YOUR TASK:
Look through the lines below and extract each one that contains "Kerülendő".

MATERIALS PROVIDED:
• • • • • • •
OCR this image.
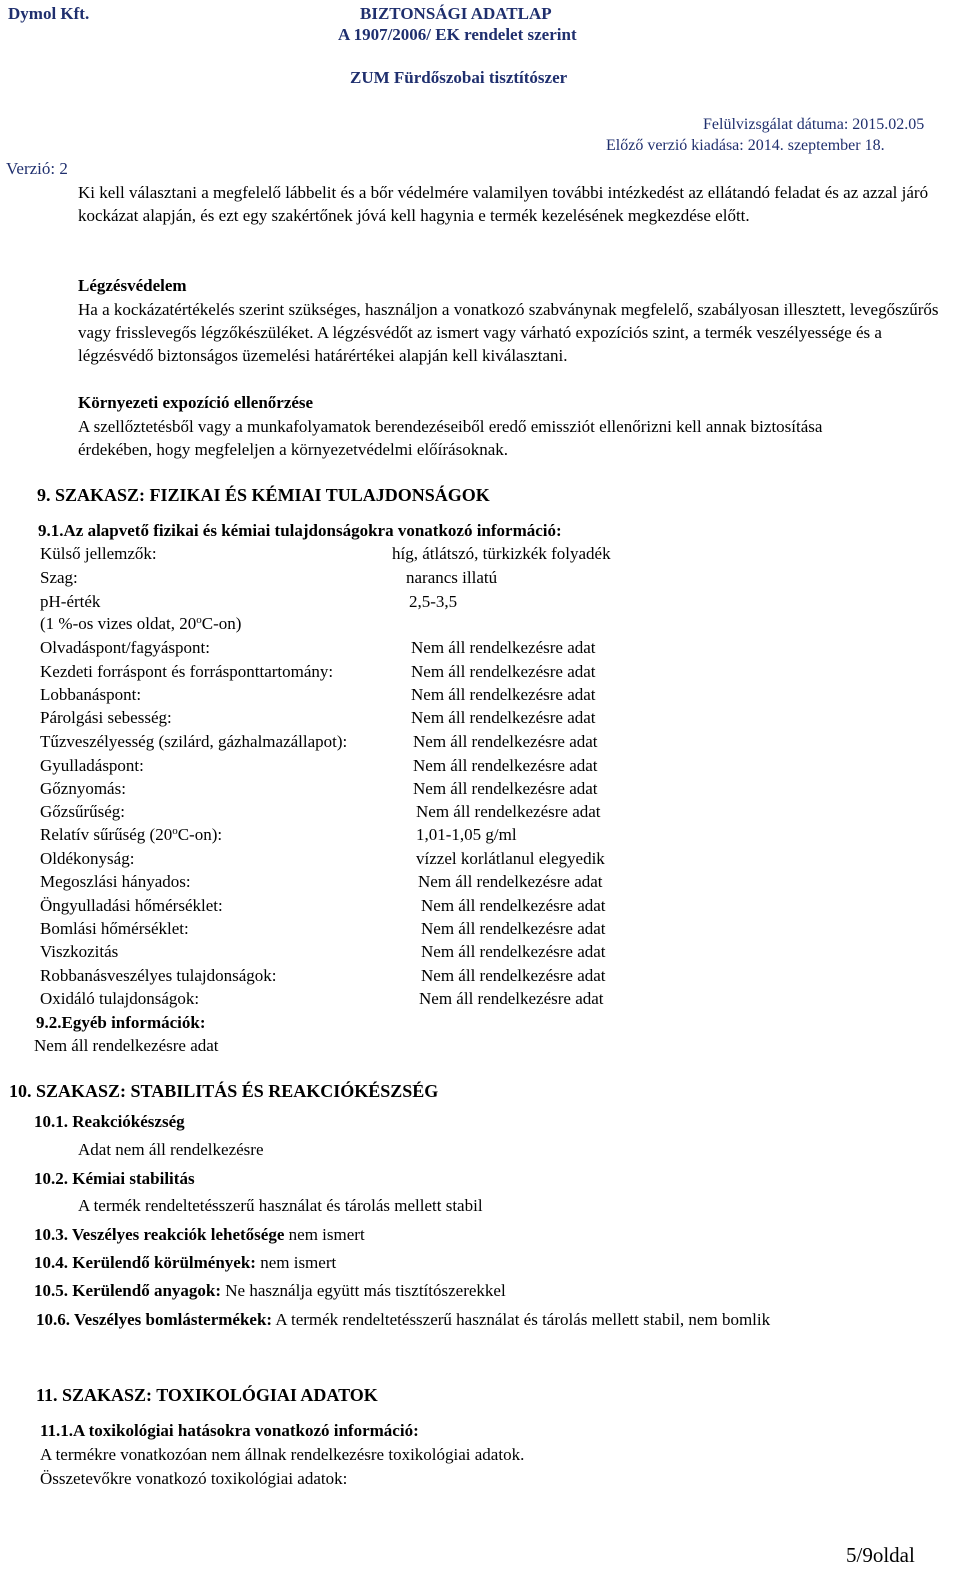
Dymol Kft.	BIZTONSÁGI ADATLAP
A 1907/2006/ EK rendelet szerint
ZUM Fürdőszobai tisztítószer
Felülvizsgálat dátuma: 2015.02.05
Előző verzió kiadása: 2014. szeptember 18.
Verzió: 2
Ki kell választani a megfelelő lábbelit és a bőr védelmére valamilyen további intézkedést az ellátandó feladat és az azzal járó kockázat alapján, és ezt egy szakértőnek jóvá kell hagynia e termék kezelésének megkezdése előtt.
Légzésvédelem
Ha a kockázatértékelés szerint szükséges, használjon a vonatkozó szabványnak megfelelő, szabályosan illesztett, levegőszűrős vagy frisslevegős légzőkészüléket. A légzésvédőt az ismert vagy várható expozíciós szint, a termék veszélyessége és a légzésvédő biztonságos üzemelési határértékei alapján kell kiválasztani.
Környezeti expozíció ellenőrzése
A szellőztetésből vagy a munkafolyamatok berendezéseiből eredő emissziót ellenőrizni kell annak biztosítása érdekében, hogy megfeleljen a környezetvédelmi előírásoknak.
9. SZAKASZ: FIZIKAI ÉS KÉMIAI TULAJDONSÁGOK
9.1.Az alapvető fizikai és kémiai tulajdonságokra vonatkozó információ:
Külső jellemzők:	híg, átlátszó, türkizkék folyadék
Szag:	narancs illatú
pH-érték	2,5-3,5
(1 %-os vizes oldat, 20$^o$C-on)
Olvadáspont/fagyáspont:	Nem áll rendelkezésre adat
Kezdeti forráspont és forrásponttartomány:	Nem áll rendelkezésre adat
Lobbanáspont:	Nem áll rendelkezésre adat
Párolgási sebesség:	Nem áll rendelkezésre adat
Tűzveszélyesség (szilárd, gázhalmazállapot):	Nem áll rendelkezésre adat
Gyulladáspont:	Nem áll rendelkezésre adat
Gőznyomás:	Nem áll rendelkezésre adat
Gőzsűrűség:	Nem áll rendelkezésre adat
Relatív sűrűség (20$^o$C-on):	1,01-1,05 g/ml
Oldékonyság:	vízzel korlátlanul elegyedik
Megoszlási hányados:	Nem áll rendelkezésre adat
Öngyulladási hőmérséklet:	Nem áll rendelkezésre adat
Bomlási hőmérséklet:	Nem áll rendelkezésre adat
Viszkozitás	Nem áll rendelkezésre adat
Robbanásveszélyes tulajdonságok:	Nem áll rendelkezésre adat
Oxidáló tulajdonságok:	Nem áll rendelkezésre adat
9.2.Egyéb információk:
Nem áll rendelkezésre adat
10. SZAKASZ: STABILITÁS ÉS REAKCIÓKÉSZSÉG
10.1. Reakciókészség
Adat nem áll rendelkezésre
10.2. Kémiai stabilitás
A termék rendeltetésszerű használat és tárolás mellett stabil
10.3. Veszélyes reakciók lehetősége nem ismert
10.4. Kerülendő körülmények: nem ismert
10.5. Kerülendő anyagok: Ne használja együtt más tisztítószerekkel
10.6. Veszélyes bomlástermékek: A termék rendeltetésszerű használat és tárolás mellett stabil, nem bomlik
11. SZAKASZ: TOXIKOLÓGIAI ADATOK
11.1.A toxikológiai hatásokra vonatkozó információ:
A termékre vonatkozóan nem állnak rendelkezésre toxikológiai adatok.
Összetevőkre vonatkozó toxikológiai adatok:
5/9oldal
• • • • • • •
THE REPLY:
10.4. Kerülendő körülmények: nem ismert
10.5. Kerülendő anyagok: Ne használja együtt más tisztítószerekkel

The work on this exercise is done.